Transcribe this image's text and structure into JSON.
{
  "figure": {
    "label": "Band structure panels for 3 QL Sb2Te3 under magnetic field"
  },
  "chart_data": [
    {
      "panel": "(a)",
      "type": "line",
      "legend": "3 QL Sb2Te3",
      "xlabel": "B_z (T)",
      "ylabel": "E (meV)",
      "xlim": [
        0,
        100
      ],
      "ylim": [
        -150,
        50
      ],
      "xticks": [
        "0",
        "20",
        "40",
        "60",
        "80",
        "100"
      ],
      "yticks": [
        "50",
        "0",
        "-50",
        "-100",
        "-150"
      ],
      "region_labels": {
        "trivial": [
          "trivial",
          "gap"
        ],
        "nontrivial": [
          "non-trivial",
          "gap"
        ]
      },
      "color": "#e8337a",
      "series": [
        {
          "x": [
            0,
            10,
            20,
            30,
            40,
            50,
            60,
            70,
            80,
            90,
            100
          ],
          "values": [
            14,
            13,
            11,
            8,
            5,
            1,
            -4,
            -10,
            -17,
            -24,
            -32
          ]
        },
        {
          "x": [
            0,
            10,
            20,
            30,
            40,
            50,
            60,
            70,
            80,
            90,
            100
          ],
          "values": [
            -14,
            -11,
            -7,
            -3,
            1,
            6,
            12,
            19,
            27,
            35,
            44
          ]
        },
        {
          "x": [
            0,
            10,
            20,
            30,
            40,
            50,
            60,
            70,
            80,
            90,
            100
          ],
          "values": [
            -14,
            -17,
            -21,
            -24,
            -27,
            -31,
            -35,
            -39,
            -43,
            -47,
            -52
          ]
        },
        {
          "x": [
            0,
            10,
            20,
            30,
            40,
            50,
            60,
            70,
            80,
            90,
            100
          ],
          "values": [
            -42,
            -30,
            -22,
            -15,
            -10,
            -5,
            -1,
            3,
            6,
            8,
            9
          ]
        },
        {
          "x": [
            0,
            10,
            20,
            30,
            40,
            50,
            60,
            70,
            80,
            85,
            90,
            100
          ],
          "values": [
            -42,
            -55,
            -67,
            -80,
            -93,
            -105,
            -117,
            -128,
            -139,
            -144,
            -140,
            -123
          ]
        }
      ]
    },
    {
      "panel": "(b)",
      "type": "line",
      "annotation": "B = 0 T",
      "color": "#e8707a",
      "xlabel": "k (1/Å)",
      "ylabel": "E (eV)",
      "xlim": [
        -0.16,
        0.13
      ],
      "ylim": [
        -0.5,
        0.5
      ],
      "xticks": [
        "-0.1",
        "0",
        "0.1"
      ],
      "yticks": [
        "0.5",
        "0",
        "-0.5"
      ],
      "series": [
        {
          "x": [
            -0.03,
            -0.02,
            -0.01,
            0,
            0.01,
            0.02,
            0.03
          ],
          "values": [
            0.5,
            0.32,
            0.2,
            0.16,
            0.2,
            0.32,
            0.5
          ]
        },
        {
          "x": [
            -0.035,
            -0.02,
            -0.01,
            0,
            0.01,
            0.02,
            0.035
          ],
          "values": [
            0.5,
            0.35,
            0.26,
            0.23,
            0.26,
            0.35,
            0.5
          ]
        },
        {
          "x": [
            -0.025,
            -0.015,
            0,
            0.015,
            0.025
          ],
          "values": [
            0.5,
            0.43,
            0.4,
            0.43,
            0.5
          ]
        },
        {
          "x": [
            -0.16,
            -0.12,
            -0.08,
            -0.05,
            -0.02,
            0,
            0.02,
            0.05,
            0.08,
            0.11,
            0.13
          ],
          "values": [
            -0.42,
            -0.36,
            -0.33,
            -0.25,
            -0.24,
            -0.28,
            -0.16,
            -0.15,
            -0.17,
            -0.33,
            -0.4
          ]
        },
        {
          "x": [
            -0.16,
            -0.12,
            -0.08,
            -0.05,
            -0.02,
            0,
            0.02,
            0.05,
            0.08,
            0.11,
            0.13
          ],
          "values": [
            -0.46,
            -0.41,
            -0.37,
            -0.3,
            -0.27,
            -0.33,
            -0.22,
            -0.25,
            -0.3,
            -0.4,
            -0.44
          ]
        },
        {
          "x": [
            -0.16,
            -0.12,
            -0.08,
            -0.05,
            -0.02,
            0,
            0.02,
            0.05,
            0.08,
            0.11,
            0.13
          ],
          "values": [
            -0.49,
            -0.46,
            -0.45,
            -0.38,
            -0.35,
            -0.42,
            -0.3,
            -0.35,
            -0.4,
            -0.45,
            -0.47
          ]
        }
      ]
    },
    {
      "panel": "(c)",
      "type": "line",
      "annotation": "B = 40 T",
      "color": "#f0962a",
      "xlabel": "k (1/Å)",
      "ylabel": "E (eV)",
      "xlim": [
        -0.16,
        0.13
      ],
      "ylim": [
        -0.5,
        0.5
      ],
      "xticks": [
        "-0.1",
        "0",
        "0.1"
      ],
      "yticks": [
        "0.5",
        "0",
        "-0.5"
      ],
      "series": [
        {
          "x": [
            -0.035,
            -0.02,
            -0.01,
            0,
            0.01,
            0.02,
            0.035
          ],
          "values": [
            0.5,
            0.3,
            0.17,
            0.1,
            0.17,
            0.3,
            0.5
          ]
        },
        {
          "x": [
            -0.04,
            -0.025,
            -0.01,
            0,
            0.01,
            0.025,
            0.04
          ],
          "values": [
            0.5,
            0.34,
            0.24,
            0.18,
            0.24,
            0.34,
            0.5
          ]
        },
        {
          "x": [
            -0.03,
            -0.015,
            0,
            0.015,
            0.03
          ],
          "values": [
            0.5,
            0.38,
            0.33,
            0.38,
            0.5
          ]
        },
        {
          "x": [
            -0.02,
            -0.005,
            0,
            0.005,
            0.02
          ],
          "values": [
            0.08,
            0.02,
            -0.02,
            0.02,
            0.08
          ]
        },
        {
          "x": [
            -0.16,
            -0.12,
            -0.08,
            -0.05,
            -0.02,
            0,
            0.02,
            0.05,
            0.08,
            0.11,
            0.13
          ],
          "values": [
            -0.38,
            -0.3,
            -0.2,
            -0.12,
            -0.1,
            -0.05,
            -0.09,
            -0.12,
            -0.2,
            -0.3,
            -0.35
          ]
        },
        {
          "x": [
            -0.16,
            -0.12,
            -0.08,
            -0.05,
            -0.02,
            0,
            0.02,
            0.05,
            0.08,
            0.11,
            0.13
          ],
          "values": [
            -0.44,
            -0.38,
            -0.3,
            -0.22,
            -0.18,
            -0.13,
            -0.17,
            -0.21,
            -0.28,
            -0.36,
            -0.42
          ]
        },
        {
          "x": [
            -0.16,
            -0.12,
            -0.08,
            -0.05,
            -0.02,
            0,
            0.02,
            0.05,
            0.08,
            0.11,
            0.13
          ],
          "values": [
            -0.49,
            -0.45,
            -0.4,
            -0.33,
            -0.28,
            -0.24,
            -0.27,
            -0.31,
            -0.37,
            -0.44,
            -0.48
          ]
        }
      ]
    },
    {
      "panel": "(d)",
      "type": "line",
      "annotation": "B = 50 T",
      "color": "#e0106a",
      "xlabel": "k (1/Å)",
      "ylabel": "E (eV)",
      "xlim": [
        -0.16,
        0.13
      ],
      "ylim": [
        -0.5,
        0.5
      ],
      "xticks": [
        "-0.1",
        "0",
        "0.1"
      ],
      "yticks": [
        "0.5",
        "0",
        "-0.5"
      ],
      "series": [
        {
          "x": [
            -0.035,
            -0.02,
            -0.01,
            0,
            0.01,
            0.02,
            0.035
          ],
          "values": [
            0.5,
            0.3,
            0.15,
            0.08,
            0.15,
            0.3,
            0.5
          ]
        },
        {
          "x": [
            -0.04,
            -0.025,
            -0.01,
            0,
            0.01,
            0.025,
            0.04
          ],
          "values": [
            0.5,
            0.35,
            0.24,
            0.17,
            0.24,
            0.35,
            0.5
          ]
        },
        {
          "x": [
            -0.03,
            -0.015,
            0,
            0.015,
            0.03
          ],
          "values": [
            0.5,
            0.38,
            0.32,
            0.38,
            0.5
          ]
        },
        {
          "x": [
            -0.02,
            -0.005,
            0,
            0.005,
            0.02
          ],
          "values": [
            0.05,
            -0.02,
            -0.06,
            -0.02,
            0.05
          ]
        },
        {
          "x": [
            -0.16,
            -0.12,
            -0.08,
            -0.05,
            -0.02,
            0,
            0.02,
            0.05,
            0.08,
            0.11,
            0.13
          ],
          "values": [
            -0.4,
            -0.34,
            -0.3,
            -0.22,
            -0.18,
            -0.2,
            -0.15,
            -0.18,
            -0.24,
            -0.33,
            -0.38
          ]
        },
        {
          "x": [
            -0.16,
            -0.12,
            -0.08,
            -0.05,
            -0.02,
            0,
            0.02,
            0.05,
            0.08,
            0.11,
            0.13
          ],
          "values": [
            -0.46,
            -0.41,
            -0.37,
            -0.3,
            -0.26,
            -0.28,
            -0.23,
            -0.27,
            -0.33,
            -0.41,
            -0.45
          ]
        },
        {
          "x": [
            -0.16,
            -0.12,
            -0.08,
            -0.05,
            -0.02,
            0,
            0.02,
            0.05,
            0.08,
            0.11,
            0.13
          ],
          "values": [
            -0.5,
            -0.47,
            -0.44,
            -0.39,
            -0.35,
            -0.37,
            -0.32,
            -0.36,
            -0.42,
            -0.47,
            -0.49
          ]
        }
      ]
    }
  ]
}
++++
Required task -> Going over the lines above, work out how many include "color", then give only that number.

Task solution -> 4